Exercise objective ▸ List all lines of the data containing the word "rules".

[Data records]
• • • • • • •

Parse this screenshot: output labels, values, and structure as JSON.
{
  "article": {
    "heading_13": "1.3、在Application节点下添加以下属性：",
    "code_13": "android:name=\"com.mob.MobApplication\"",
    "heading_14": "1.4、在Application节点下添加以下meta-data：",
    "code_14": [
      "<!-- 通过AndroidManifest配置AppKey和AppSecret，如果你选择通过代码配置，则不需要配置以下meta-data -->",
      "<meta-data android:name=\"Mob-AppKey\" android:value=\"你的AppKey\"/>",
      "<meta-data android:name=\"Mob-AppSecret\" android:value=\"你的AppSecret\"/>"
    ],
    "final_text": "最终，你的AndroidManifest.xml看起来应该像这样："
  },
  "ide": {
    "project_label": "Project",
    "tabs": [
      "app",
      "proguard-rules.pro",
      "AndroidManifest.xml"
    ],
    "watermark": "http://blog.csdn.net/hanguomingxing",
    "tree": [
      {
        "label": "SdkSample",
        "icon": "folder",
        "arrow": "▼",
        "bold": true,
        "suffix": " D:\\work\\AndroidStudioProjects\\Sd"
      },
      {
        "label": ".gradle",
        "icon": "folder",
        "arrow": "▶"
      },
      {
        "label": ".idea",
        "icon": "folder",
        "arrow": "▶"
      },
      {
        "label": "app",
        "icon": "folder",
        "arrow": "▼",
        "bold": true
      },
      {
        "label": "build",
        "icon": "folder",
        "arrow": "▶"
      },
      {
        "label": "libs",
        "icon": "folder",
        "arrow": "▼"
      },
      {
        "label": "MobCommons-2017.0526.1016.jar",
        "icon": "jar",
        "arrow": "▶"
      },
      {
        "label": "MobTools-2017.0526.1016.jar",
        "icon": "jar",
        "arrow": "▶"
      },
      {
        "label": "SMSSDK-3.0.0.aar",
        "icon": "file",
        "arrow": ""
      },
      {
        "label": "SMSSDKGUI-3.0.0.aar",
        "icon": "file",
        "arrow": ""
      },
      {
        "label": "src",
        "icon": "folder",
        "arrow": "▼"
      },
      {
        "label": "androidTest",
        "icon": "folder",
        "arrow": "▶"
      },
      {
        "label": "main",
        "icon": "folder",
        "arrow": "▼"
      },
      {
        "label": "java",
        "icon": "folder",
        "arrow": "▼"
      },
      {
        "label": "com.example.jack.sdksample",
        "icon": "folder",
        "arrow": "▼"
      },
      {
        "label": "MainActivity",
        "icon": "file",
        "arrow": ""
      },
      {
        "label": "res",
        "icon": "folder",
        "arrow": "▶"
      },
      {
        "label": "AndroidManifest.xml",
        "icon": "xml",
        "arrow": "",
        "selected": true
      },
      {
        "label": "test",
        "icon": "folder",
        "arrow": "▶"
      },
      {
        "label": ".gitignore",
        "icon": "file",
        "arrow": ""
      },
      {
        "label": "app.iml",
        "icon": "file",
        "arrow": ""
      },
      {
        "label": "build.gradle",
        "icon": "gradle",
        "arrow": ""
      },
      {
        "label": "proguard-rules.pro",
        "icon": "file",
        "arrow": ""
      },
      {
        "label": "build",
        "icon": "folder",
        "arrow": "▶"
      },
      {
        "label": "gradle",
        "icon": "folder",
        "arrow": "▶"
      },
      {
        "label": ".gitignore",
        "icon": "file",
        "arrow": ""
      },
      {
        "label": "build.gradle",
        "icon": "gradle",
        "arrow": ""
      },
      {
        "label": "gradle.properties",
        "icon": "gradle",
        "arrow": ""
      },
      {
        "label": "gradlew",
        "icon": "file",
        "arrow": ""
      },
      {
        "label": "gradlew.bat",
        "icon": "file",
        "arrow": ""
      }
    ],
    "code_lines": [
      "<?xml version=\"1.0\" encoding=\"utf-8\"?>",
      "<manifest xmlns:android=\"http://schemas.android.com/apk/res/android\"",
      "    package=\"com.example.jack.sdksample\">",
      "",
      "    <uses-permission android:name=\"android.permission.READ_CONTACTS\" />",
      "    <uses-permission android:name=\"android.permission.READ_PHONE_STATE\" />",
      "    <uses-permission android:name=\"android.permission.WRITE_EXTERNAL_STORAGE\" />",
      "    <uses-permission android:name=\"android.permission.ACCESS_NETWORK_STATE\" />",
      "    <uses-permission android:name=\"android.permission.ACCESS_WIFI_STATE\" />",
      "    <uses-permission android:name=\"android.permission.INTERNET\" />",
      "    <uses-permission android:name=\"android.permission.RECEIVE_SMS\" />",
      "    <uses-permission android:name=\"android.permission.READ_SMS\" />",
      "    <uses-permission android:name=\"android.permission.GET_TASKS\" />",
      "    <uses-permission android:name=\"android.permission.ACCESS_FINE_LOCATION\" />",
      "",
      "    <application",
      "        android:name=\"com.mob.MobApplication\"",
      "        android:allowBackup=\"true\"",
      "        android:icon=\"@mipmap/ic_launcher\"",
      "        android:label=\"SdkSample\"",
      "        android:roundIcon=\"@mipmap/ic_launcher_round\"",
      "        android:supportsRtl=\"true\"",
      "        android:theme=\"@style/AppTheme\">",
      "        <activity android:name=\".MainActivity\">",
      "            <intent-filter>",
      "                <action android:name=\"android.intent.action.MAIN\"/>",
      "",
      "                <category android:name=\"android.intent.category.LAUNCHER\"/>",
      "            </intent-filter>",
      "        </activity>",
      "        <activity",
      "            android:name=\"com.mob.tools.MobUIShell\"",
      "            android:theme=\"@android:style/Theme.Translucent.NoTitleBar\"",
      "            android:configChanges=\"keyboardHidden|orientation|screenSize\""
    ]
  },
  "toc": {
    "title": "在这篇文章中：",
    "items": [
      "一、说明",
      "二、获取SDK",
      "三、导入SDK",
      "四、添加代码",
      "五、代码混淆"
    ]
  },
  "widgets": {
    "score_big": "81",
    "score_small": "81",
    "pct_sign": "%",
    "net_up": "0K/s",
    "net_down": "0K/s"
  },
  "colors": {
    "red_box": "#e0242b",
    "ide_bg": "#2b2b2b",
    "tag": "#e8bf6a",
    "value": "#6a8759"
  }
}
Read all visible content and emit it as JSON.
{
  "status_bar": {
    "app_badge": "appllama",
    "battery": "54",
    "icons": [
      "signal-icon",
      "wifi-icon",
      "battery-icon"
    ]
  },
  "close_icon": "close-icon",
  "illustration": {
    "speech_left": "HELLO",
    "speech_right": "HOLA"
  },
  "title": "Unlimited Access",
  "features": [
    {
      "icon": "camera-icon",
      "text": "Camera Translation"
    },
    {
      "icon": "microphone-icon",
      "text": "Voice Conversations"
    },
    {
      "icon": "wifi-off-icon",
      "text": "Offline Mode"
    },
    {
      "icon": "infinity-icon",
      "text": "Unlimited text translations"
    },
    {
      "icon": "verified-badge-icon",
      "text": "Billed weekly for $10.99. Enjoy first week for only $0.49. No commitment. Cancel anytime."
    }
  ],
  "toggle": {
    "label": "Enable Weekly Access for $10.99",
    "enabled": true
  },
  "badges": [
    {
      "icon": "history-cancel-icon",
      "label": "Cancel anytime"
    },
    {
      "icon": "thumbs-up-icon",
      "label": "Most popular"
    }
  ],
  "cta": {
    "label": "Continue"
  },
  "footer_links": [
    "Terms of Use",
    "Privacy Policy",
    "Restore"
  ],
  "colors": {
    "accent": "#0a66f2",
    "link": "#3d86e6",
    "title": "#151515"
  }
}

• • • • • • •

Answer to this exercise ▸
      "proguard-rules.pro",
        "label": "proguard-rules.pro",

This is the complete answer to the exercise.